# [EXERCISE REQUIREMENTS]
Wherever the word "cases" turns up in a line of the entries, copy that line.
▽
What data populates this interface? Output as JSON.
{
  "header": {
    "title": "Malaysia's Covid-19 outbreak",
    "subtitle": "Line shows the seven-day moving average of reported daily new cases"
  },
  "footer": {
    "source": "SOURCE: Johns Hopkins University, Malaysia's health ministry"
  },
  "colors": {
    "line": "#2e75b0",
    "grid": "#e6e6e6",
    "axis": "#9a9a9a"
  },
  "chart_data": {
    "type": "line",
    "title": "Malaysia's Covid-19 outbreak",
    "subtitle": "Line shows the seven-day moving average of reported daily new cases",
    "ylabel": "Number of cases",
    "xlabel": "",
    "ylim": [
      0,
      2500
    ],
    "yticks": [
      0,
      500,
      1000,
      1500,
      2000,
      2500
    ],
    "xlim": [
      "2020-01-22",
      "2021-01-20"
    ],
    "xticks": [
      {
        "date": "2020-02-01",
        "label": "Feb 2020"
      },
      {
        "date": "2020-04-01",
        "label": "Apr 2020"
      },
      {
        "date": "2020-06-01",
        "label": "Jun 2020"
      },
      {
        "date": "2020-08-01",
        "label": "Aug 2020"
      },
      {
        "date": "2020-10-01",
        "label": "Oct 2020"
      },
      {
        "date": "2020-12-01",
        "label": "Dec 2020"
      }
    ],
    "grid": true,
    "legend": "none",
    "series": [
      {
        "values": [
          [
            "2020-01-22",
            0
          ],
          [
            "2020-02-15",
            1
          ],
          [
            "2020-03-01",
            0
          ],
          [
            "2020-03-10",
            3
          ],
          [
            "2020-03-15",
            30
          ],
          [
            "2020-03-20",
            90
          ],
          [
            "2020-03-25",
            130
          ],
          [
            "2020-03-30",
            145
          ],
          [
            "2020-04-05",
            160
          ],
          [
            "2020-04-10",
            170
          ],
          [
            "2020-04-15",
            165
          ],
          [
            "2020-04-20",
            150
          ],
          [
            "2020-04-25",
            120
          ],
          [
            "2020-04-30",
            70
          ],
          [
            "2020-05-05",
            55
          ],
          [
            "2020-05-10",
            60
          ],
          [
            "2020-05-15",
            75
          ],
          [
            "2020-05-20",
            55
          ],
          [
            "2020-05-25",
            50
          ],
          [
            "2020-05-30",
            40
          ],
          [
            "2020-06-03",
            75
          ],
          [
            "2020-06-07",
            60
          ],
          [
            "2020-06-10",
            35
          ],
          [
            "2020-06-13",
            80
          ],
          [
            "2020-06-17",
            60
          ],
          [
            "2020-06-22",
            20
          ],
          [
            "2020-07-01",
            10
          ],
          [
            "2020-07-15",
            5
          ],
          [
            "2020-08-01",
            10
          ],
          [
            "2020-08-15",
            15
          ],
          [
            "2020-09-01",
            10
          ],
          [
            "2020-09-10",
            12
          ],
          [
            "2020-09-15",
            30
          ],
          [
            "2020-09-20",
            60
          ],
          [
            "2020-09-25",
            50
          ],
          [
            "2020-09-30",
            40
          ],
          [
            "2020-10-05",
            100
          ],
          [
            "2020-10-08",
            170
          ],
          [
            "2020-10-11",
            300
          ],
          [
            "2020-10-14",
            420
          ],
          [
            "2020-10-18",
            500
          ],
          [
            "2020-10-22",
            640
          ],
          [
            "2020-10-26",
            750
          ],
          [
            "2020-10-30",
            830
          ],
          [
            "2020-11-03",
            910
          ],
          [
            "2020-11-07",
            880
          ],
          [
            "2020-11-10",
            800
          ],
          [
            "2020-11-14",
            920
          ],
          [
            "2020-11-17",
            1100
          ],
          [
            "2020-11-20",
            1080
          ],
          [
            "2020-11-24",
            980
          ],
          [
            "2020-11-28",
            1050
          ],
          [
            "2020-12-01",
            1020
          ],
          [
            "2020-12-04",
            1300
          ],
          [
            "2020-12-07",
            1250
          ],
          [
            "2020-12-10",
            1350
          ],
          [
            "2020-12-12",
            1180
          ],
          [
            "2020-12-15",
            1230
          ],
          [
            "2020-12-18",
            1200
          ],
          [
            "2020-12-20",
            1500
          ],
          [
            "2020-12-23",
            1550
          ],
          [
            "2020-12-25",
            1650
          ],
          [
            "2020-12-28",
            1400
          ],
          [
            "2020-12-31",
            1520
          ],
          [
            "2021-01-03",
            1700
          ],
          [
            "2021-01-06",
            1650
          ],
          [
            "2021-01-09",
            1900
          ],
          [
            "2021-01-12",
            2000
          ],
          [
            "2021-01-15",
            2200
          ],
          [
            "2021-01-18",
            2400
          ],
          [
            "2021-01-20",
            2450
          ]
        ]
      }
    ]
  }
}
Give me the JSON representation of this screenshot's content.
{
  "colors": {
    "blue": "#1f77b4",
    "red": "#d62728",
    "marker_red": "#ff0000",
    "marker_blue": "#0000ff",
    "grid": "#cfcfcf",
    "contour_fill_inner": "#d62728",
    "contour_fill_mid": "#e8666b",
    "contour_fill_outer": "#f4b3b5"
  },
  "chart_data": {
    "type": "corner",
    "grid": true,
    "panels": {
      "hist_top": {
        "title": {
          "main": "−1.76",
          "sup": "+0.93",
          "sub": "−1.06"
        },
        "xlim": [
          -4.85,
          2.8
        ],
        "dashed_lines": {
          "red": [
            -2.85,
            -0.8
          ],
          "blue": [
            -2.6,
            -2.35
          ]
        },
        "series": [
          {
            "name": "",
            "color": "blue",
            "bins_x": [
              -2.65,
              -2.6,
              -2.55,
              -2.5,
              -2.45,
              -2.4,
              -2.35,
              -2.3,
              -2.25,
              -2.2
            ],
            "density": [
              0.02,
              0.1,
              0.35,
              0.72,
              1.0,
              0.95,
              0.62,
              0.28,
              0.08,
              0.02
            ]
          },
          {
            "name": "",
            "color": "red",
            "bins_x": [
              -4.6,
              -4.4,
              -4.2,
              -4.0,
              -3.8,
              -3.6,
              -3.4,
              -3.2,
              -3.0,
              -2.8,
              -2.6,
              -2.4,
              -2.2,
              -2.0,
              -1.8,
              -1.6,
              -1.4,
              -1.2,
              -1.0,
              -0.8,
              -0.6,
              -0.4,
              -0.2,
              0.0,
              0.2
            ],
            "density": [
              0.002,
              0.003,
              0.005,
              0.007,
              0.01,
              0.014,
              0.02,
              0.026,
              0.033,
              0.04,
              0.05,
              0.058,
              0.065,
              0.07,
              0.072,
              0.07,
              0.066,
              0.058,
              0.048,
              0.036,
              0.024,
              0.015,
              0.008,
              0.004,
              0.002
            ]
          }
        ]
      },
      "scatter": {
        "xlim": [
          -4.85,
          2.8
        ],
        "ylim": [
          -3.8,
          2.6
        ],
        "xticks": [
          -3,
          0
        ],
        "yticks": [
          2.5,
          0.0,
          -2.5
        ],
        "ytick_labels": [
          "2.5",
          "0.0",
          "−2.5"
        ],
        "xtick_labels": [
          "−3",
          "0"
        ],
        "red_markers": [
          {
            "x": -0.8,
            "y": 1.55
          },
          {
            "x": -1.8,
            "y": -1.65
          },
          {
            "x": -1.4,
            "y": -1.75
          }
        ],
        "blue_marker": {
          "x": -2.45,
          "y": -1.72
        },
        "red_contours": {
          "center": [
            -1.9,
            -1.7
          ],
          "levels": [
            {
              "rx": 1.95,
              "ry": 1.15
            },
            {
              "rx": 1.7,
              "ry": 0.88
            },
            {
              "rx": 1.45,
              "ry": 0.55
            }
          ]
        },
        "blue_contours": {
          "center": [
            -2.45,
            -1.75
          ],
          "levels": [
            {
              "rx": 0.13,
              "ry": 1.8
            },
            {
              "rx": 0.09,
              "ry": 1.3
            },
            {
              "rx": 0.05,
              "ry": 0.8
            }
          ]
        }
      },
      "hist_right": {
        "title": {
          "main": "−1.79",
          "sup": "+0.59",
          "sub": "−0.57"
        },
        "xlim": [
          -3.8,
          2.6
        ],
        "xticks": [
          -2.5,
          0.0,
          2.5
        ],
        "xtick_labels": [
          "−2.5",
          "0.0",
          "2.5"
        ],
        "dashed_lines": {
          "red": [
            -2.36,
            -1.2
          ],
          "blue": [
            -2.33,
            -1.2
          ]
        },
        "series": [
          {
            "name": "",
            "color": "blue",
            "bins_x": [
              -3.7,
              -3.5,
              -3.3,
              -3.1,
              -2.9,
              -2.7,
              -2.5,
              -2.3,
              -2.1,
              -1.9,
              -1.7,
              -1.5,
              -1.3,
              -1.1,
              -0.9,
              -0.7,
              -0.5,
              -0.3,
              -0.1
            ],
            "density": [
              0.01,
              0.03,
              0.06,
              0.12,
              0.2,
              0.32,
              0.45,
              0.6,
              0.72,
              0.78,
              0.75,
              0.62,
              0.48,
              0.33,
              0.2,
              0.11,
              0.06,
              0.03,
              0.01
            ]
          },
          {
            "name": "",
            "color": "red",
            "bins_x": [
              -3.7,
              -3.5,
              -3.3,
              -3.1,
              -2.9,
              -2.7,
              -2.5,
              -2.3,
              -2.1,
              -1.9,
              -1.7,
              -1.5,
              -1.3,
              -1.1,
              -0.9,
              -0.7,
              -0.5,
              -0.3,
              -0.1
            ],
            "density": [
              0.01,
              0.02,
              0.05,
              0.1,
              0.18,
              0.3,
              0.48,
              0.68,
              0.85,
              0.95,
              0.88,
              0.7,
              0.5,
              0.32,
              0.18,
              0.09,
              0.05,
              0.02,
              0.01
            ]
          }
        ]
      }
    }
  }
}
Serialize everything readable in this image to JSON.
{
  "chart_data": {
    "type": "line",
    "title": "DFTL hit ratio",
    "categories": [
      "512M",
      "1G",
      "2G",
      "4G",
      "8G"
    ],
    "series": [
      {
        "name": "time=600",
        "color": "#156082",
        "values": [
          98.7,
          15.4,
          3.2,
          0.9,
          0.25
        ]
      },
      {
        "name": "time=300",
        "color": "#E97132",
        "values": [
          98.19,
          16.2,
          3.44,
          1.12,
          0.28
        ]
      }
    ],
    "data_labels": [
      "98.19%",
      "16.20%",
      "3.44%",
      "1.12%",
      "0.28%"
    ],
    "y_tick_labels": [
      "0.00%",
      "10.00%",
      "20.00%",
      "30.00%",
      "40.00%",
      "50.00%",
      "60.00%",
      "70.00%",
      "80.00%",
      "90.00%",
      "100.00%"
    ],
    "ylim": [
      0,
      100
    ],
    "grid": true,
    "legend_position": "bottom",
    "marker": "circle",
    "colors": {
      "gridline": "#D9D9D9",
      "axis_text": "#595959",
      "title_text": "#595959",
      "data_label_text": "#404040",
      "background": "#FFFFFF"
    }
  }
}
△
# [RESPONSE TO THIS TASK]
    "subtitle": "Line shows the seven-day moving average of reported daily new cases"
    "subtitle": "Line shows the seven-day moving average of reported daily new cases",
    "ylabel": "Number of cases",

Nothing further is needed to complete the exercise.